__Source document__:
■ ■ ■
2013 Winner: Children's Science Picture Book

Ocean Sunlight : How Tiny Plants Feed the Seas, by Molly Bang & Penny Chisholm. Illustrated by Molly Bang. Blue Sky Press, 2012.


Acclaimed Caldecott artist Molly Bang paints a stunning, sweeping view of our ever-changing oceans. In this timely book, Bang uses her signature poetic language and dazzling illustrations to introduce the oceanic world. From tiny aquatic plants to the biggest whale or fish, Bang and Chisholm present a moving, living picture of the miraculous balance sustaining each life cycle and food chain deep within the oceans. The lyrical text provides a clear explanation of the role of the sun in photosynthesis on land and seas as the ocean’s role in the food chain is introduced. Young readers are introduced to "the great invisible pasture of the sea," phytoplankton. Bang uses somewhat complex page designs to deliver considerable information about the way the ocean works, continuously creating a strong sequence of esthetic images. She often uses multiple frames to isolate specific interactions, while retaining an overall sense of unity.
■ ■ ■
From the paragraph describing the book on the award page for Ocean Sunlight, list every kind of ocean life it names. The items that come next aren't needed for anything here.
■ ■ ■
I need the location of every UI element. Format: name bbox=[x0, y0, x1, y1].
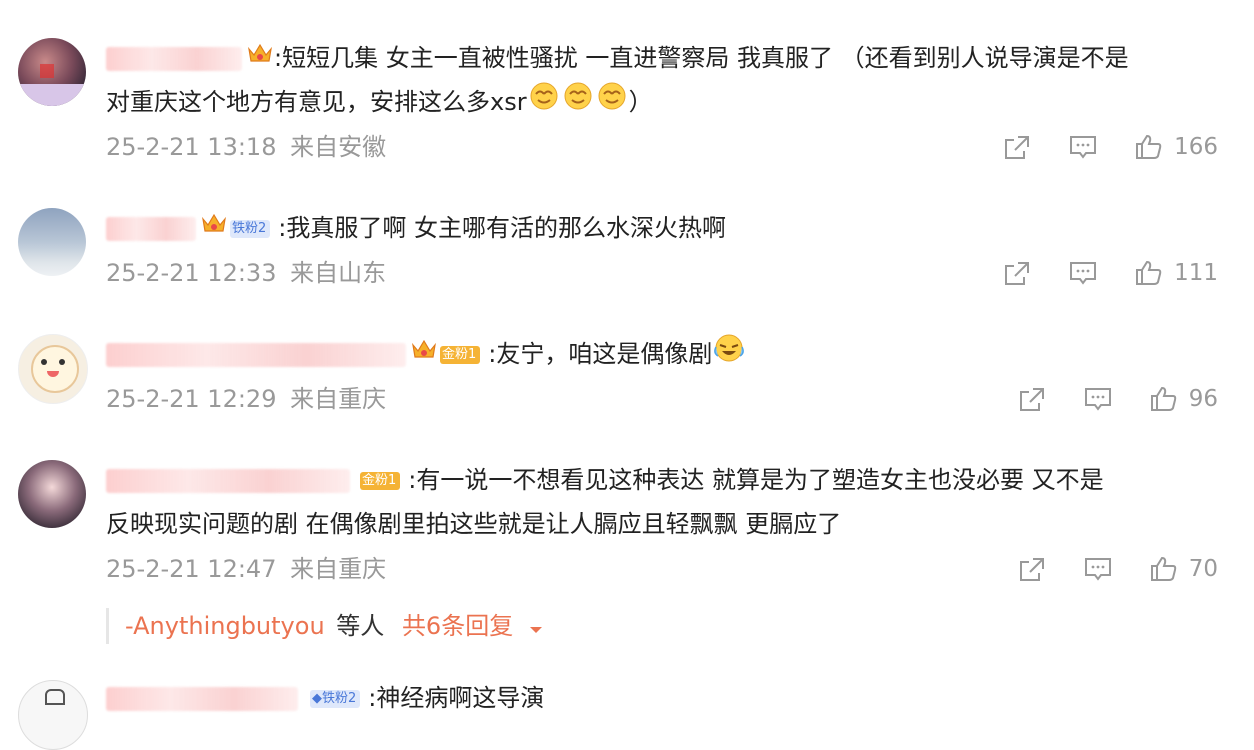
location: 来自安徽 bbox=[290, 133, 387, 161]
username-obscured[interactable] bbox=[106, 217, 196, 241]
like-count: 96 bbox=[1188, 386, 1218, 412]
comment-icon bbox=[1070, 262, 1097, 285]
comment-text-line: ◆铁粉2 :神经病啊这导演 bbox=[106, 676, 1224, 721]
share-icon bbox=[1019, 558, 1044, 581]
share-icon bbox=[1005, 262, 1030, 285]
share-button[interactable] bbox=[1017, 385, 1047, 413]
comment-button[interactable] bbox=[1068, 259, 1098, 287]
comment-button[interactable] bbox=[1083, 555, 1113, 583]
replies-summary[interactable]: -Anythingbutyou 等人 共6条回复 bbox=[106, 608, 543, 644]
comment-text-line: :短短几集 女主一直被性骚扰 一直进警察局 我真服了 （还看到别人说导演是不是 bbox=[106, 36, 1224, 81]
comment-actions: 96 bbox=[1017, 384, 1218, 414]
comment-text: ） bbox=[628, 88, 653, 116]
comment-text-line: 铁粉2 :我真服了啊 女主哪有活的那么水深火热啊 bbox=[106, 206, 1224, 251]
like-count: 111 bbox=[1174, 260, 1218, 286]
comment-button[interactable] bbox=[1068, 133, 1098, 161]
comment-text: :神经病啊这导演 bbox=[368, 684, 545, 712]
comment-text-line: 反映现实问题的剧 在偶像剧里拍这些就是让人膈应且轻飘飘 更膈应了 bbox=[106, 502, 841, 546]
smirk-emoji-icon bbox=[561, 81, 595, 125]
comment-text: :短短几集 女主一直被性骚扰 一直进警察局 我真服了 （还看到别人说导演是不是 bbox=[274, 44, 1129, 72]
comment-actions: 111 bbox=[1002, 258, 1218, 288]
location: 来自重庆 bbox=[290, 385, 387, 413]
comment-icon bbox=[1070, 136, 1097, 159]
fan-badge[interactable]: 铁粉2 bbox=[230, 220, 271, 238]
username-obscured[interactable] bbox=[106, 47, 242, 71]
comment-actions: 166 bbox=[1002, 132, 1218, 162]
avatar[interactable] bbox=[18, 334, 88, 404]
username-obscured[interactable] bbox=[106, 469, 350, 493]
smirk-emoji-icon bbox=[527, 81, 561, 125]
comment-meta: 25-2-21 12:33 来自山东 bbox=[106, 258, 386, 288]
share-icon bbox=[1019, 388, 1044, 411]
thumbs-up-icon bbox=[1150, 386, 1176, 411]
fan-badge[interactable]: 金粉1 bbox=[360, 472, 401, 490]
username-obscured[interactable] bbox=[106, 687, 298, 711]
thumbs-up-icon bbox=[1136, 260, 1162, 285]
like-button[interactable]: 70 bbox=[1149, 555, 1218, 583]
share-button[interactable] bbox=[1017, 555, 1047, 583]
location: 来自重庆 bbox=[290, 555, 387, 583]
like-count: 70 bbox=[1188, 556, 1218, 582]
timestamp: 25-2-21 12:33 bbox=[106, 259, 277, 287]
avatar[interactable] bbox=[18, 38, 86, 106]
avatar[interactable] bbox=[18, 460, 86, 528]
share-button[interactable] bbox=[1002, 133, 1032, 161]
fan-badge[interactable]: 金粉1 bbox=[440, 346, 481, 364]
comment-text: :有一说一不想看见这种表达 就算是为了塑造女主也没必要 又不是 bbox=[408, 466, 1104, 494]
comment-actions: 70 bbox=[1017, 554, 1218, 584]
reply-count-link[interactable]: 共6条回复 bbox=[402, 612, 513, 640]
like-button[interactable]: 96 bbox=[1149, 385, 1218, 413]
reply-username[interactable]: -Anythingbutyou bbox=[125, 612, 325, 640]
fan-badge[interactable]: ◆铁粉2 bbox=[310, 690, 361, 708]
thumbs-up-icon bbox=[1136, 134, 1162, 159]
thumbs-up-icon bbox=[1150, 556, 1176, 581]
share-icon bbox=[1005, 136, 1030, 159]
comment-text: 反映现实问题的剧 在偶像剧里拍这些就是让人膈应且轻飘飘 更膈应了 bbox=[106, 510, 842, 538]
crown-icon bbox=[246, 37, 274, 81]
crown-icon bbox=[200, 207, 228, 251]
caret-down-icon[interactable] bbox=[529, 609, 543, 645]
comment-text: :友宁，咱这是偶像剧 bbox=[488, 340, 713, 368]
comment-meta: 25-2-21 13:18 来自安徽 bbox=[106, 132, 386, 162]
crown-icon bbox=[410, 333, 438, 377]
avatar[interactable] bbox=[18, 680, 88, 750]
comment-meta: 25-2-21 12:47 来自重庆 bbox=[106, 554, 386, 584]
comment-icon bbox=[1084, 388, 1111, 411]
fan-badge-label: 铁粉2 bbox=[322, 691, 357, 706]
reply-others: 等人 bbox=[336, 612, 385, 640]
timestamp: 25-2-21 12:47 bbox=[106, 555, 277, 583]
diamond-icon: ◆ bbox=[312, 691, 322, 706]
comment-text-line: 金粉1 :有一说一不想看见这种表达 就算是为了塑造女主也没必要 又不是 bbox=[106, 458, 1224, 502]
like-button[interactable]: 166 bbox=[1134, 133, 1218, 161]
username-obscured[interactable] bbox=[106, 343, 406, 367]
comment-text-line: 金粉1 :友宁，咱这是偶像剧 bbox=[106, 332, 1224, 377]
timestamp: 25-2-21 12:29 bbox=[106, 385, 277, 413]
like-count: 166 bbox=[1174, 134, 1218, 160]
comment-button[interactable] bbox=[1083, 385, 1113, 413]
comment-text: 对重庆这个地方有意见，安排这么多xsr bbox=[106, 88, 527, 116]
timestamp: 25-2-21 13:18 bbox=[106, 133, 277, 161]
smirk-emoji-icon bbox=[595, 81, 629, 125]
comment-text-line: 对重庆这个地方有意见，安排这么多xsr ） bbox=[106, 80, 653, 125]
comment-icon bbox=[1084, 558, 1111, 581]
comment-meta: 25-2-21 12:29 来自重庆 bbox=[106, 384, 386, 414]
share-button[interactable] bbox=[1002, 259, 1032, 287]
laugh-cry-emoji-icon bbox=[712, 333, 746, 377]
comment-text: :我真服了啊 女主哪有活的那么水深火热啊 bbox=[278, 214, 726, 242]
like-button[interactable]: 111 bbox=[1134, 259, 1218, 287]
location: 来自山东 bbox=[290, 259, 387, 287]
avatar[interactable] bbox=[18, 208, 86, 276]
■ ■ ■
__Solved exercise__:
- Tiny aquatic plants
- Whale
- Fish
- Phytoplankton